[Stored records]
+ + +

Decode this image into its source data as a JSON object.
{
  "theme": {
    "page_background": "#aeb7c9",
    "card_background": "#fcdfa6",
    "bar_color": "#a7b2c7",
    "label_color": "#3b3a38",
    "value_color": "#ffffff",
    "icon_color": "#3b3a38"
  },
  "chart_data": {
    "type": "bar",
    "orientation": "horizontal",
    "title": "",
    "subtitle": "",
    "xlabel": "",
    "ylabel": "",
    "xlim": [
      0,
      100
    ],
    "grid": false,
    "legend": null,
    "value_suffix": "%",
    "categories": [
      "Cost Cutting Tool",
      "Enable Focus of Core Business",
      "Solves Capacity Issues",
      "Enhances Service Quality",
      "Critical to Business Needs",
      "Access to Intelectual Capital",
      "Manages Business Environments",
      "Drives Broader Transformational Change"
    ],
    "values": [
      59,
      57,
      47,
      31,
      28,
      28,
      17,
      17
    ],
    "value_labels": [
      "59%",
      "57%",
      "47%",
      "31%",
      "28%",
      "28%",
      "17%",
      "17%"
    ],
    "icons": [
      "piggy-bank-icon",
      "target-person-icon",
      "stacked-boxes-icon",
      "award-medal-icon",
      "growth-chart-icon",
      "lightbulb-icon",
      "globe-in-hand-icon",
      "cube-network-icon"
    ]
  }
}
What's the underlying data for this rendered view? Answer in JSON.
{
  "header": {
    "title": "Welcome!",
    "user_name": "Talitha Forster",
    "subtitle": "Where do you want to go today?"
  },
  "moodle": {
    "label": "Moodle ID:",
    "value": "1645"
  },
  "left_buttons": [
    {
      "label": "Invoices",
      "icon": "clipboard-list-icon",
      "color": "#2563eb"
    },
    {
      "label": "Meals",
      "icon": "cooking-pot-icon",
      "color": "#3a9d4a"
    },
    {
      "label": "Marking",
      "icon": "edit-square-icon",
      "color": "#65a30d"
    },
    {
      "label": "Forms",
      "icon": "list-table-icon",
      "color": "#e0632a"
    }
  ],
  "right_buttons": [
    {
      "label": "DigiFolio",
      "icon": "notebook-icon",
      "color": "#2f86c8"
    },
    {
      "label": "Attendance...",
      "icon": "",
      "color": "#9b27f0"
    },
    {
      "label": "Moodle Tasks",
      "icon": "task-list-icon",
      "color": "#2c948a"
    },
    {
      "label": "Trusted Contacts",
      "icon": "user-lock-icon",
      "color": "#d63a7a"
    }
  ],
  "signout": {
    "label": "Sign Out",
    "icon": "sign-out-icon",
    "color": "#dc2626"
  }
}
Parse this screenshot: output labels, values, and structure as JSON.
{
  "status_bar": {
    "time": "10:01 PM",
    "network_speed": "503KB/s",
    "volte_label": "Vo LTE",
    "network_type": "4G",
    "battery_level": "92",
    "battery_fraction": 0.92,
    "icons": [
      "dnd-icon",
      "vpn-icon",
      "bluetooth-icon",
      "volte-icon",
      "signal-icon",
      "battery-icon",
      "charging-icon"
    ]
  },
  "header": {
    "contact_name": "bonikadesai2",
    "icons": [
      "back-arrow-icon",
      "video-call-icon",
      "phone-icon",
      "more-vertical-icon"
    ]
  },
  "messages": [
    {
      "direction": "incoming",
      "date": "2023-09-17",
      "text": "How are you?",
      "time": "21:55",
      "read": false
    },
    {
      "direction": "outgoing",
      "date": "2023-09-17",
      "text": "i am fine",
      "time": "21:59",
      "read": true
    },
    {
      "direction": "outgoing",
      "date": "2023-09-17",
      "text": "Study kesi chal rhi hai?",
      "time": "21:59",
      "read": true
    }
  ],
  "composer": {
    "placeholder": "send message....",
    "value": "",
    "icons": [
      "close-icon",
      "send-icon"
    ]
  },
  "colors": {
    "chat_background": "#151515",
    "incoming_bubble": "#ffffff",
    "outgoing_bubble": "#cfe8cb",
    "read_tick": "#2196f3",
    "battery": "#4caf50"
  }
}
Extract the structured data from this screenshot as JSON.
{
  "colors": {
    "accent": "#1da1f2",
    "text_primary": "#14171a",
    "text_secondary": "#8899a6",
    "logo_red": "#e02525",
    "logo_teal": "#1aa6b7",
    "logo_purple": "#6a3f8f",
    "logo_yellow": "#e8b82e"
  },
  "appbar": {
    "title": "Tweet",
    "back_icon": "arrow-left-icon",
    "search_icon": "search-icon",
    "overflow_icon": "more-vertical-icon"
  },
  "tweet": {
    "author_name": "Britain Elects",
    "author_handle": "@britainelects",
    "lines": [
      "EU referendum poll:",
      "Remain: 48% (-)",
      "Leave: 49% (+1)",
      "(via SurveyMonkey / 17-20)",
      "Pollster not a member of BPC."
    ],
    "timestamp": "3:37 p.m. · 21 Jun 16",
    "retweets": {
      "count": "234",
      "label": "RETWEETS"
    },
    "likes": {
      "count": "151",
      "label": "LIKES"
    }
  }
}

+ + +

Return every entry verbatim.

Decode this image into its source data as a JSON object.
{
  "theme": {
    "page_background": "#aeb7c9",
    "card_background": "#fcdfa6",
    "bar_color": "#a7b2c7",
    "label_color": "#3b3a38",
    "value_color": "#ffffff",
    "icon_color": "#3b3a38"
  },
  "chart_data": {
    "type": "bar",
    "orientation": "horizontal",
    "title": "",
    "subtitle": "",
    "xlabel": "",
    "ylabel": "",
    "xlim": [
      0,
      100
    ],
    "grid": false,
    "legend": null,
    "value_suffix": "%",
    "categories": [
      "Cost Cutting Tool",
      "Enable Focus of Core Business",
      "Solves Capacity Issues",
      "Enhances Service Quality",
      "Critical to Business Needs",
      "Access to Intelectual Capital",
      "Manages Business Environments",
      "Drives Broader Transformational Change"
    ],
    "values": [
      59,
      57,
      47,
      31,
      28,
      28,
      17,
      17
    ],
    "value_labels": [
      "59%",
      "57%",
      "47%",
      "31%",
      "28%",
      "28%",
      "17%",
      "17%"
    ],
    "icons": [
      "piggy-bank-icon",
      "target-person-icon",
      "stacked-boxes-icon",
      "award-medal-icon",
      "growth-chart-icon",
      "lightbulb-icon",
      "globe-in-hand-icon",
      "cube-network-icon"
    ]
  }
}
What's the underlying data for this rendered view? Answer in JSON.
{
  "header": {
    "title": "Welcome!",
    "user_name": "Talitha Forster",
    "subtitle": "Where do you want to go today?"
  },
  "moodle": {
    "label": "Moodle ID:",
    "value": "1645"
  },
  "left_buttons": [
    {
      "label": "Invoices",
      "icon": "clipboard-list-icon",
      "color": "#2563eb"
    },
    {
      "label": "Meals",
      "icon": "cooking-pot-icon",
      "color": "#3a9d4a"
    },
    {
      "label": "Marking",
      "icon": "edit-square-icon",
      "color": "#65a30d"
    },
    {
      "label": "Forms",
      "icon": "list-table-icon",
      "color": "#e0632a"
    }
  ],
  "right_buttons": [
    {
      "label": "DigiFolio",
      "icon": "notebook-icon",
      "color": "#2f86c8"
    },
    {
      "label": "Attendance...",
      "icon": "",
      "color": "#9b27f0"
    },
    {
      "label": "Moodle Tasks",
      "icon": "task-list-icon",
      "color": "#2c948a"
    },
    {
      "label": "Trusted Contacts",
      "icon": "user-lock-icon",
      "color": "#d63a7a"
    }
  ],
  "signout": {
    "label": "Sign Out",
    "icon": "sign-out-icon",
    "color": "#dc2626"
  }
}
Parse this screenshot: output labels, values, and structure as JSON.
{
  "status_bar": {
    "time": "10:01 PM",
    "network_speed": "503KB/s",
    "volte_label": "Vo LTE",
    "network_type": "4G",
    "battery_level": "92",
    "battery_fraction": 0.92,
    "icons": [
      "dnd-icon",
      "vpn-icon",
      "bluetooth-icon",
      "volte-icon",
      "signal-icon",
      "battery-icon",
      "charging-icon"
    ]
  },
  "header": {
    "contact_name": "bonikadesai2",
    "icons": [
      "back-arrow-icon",
      "video-call-icon",
      "phone-icon",
      "more-vertical-icon"
    ]
  },
  "messages": [
    {
      "direction": "incoming",
      "date": "2023-09-17",
      "text": "How are you?",
      "time": "21:55",
      "read": false
    },
    {
      "direction": "outgoing",
      "date": "2023-09-17",
      "text": "i am fine",
      "time": "21:59",
      "read": true
    },
    {
      "direction": "outgoing",
      "date": "2023-09-17",
      "text": "Study kesi chal rhi hai?",
      "time": "21:59",
      "read": true
    }
  ],
  "composer": {
    "placeholder": "send message....",
    "value": "",
    "icons": [
      "close-icon",
      "send-icon"
    ]
  },
  "colors": {
    "chat_background": "#151515",
    "incoming_bubble": "#ffffff",
    "outgoing_bubble": "#cfe8cb",
    "read_tick": "#2196f3",
    "battery": "#4caf50"
  }
}
Extract the structured data from this screenshot as JSON.
{
  "colors": {
    "accent": "#1da1f2",
    "text_primary": "#14171a",
    "text_secondary": "#8899a6",
    "logo_red": "#e02525",
    "logo_teal": "#1aa6b7",
    "logo_purple": "#6a3f8f",
    "logo_yellow": "#e8b82e"
  },
  "appbar": {
    "title": "Tweet",
    "back_icon": "arrow-left-icon",
    "search_icon": "search-icon",
    "overflow_icon": "more-vertical-icon"
  },
  "tweet": {
    "author_name": "Britain Elects",
    "author_handle": "@britainelects",
    "lines": [
      "EU referendum poll:",
      "Remain: 48% (-)",
      "Leave: 49% (+1)",
      "(via SurveyMonkey / 17-20)",
      "Pollster not a member of BPC."
    ],
    "timestamp": "3:37 p.m. · 21 Jun 16",
    "retweets": {
      "count": "234",
      "label": "RETWEETS"
    },
    "likes": {
      "count": "151",
      "label": "LIKES"
    }
  }
}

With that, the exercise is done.